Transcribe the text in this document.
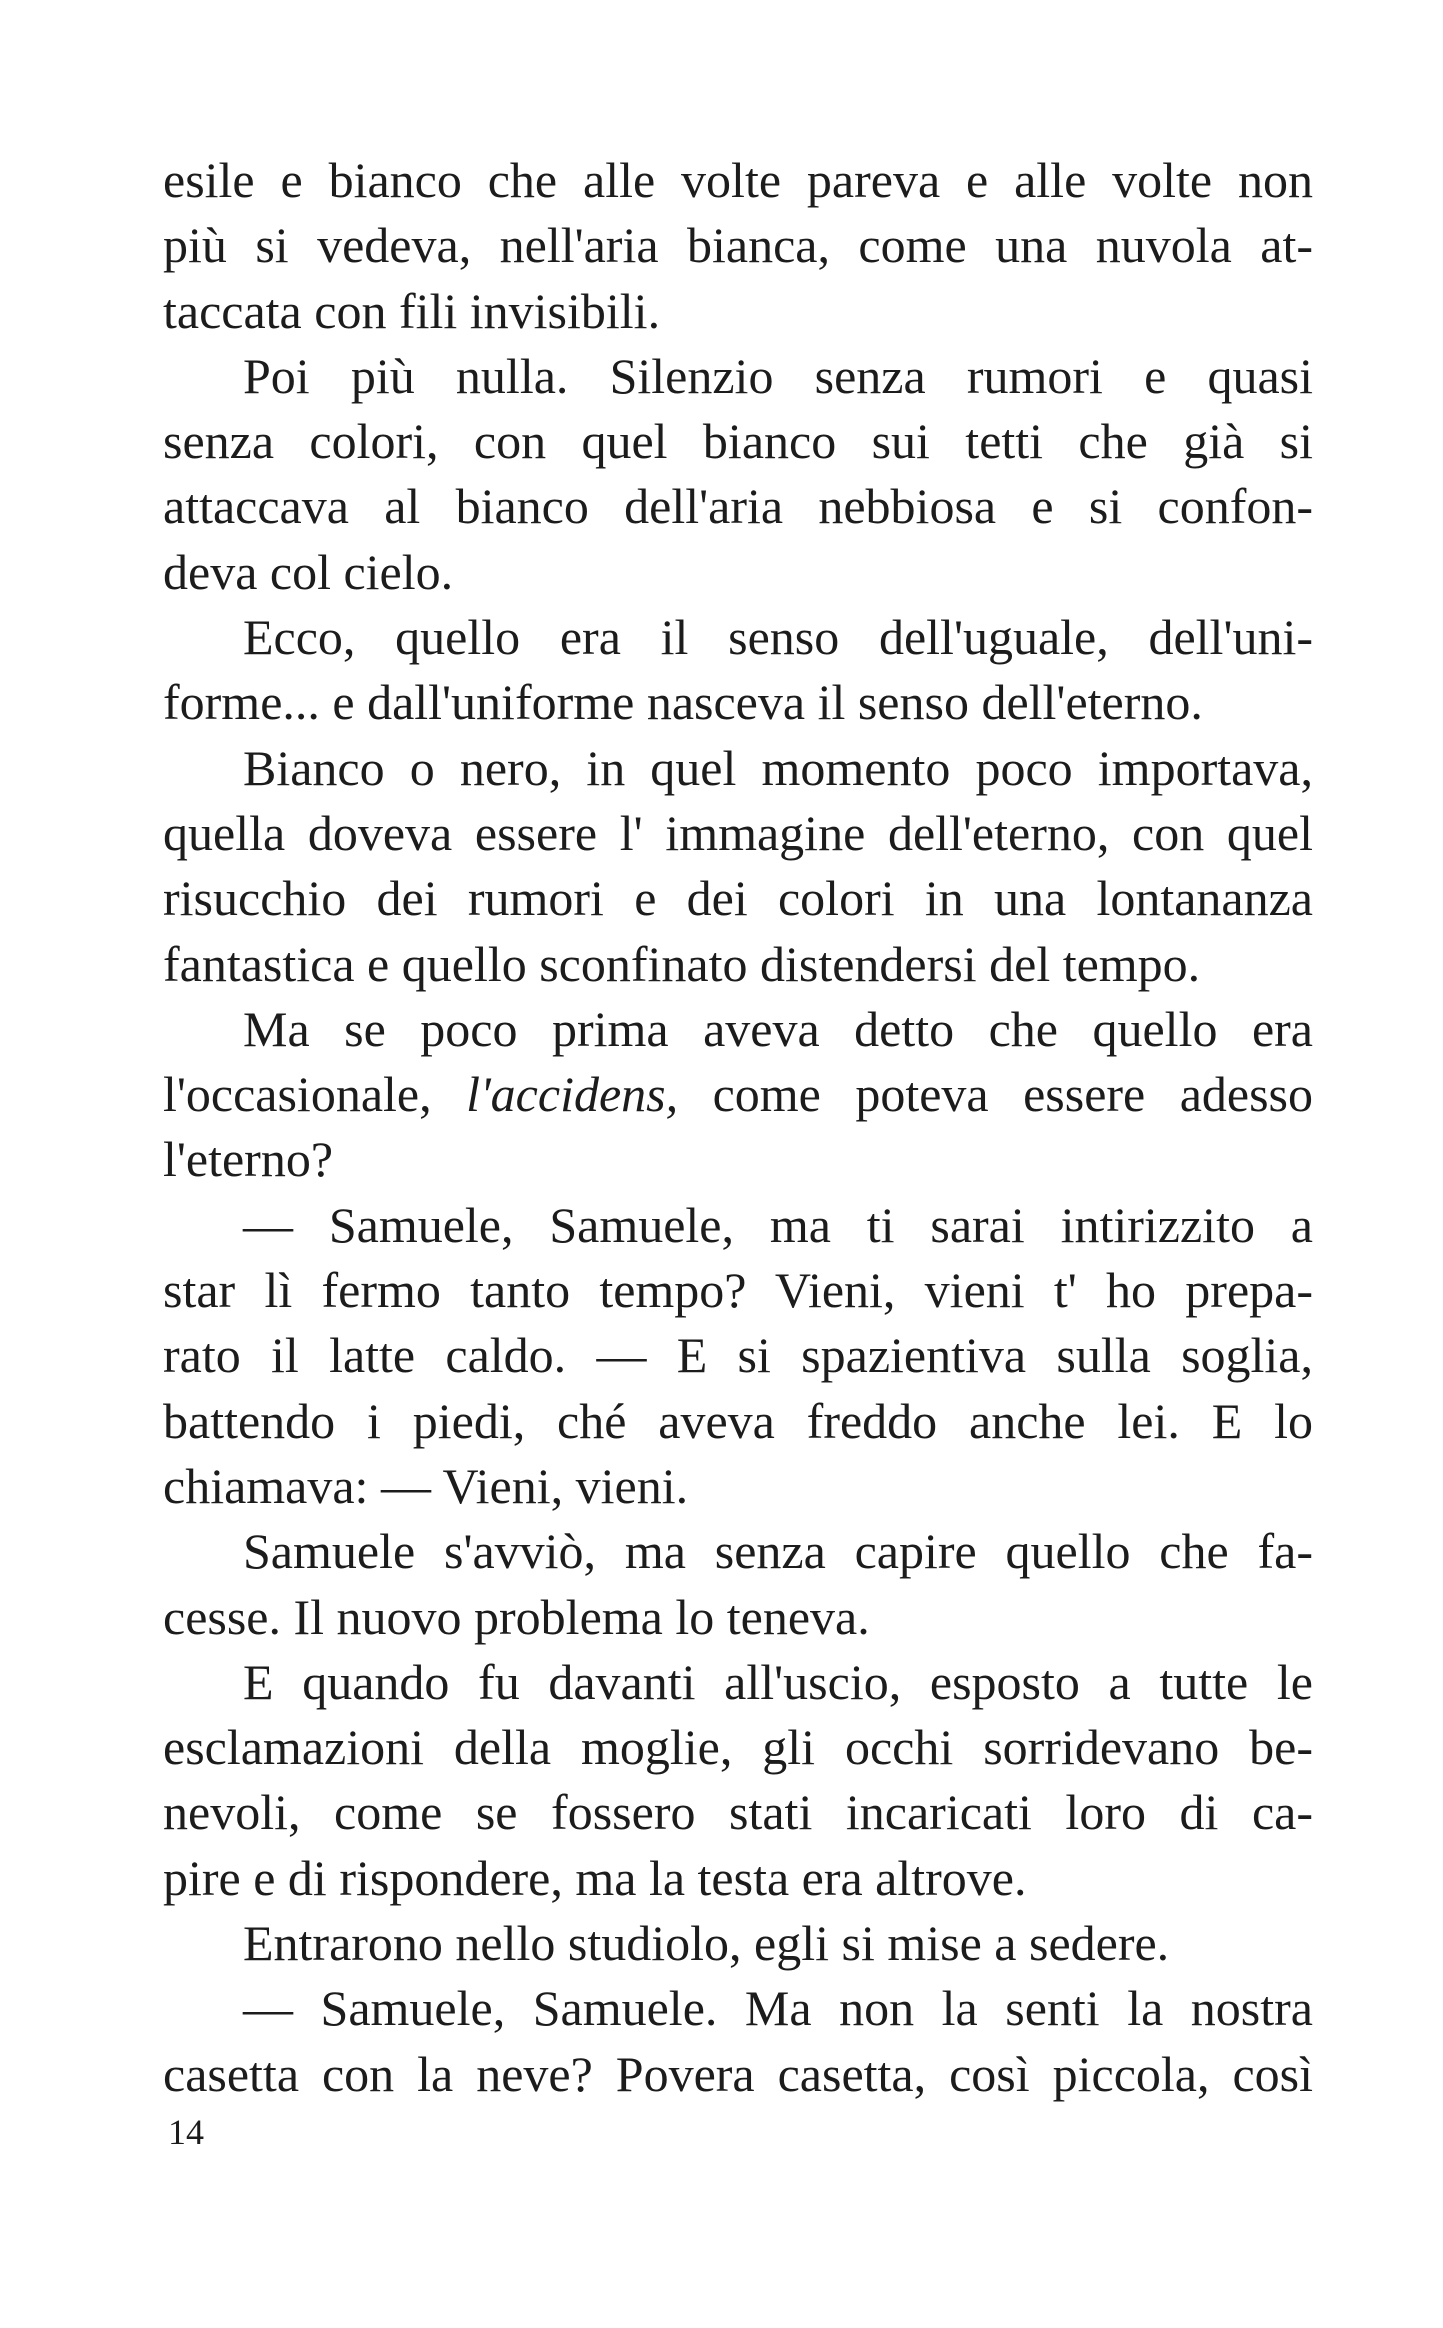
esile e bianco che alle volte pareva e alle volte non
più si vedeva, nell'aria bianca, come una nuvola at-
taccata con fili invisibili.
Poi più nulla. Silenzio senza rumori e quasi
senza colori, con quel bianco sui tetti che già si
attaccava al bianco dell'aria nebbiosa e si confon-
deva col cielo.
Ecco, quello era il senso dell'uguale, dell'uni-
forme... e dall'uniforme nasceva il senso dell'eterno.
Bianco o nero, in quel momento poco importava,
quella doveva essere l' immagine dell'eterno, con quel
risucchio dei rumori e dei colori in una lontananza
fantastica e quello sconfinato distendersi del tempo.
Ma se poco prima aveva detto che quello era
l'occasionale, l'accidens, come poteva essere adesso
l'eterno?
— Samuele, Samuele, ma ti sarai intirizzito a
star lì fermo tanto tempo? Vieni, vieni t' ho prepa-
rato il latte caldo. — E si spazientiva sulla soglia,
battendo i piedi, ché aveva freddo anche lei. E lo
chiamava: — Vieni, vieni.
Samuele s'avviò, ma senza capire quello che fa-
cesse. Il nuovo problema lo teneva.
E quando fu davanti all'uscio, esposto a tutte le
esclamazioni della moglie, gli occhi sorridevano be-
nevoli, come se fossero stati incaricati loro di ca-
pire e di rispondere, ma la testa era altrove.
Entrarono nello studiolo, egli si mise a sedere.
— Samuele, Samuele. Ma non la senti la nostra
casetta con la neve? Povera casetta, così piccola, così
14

WHAT IS ASKED ▸
What you return should match the records above word for word, minus the pictures.

TASK SOLUTION ▸
Transcribe the text in this document.
esile e bianco che alle volte pareva e alle volte non
più si vedeva, nell'aria bianca, come una nuvola at-
taccata con fili invisibili.
Poi più nulla. Silenzio senza rumori e quasi
senza colori, con quel bianco sui tetti che già si
attaccava al bianco dell'aria nebbiosa e si confon-
deva col cielo.
Ecco, quello era il senso dell'uguale, dell'uni-
forme... e dall'uniforme nasceva il senso dell'eterno.
Bianco o nero, in quel momento poco importava,
quella doveva essere l' immagine dell'eterno, con quel
risucchio dei rumori e dei colori in una lontananza
fantastica e quello sconfinato distendersi del tempo.
Ma se poco prima aveva detto che quello era
l'occasionale, l'accidens, come poteva essere adesso
l'eterno?
— Samuele, Samuele, ma ti sarai intirizzito a
star lì fermo tanto tempo? Vieni, vieni t' ho prepa-
rato il latte caldo. — E si spazientiva sulla soglia,
battendo i piedi, ché aveva freddo anche lei. E lo
chiamava: — Vieni, vieni.
Samuele s'avviò, ma senza capire quello che fa-
cesse. Il nuovo problema lo teneva.
E quando fu davanti all'uscio, esposto a tutte le
esclamazioni della moglie, gli occhi sorridevano be-
nevoli, come se fossero stati incaricati loro di ca-
pire e di rispondere, ma la testa era altrove.
Entrarono nello studiolo, egli si mise a sedere.
— Samuele, Samuele. Ma non la senti la nostra
casetta con la neve? Povera casetta, così piccola, così
14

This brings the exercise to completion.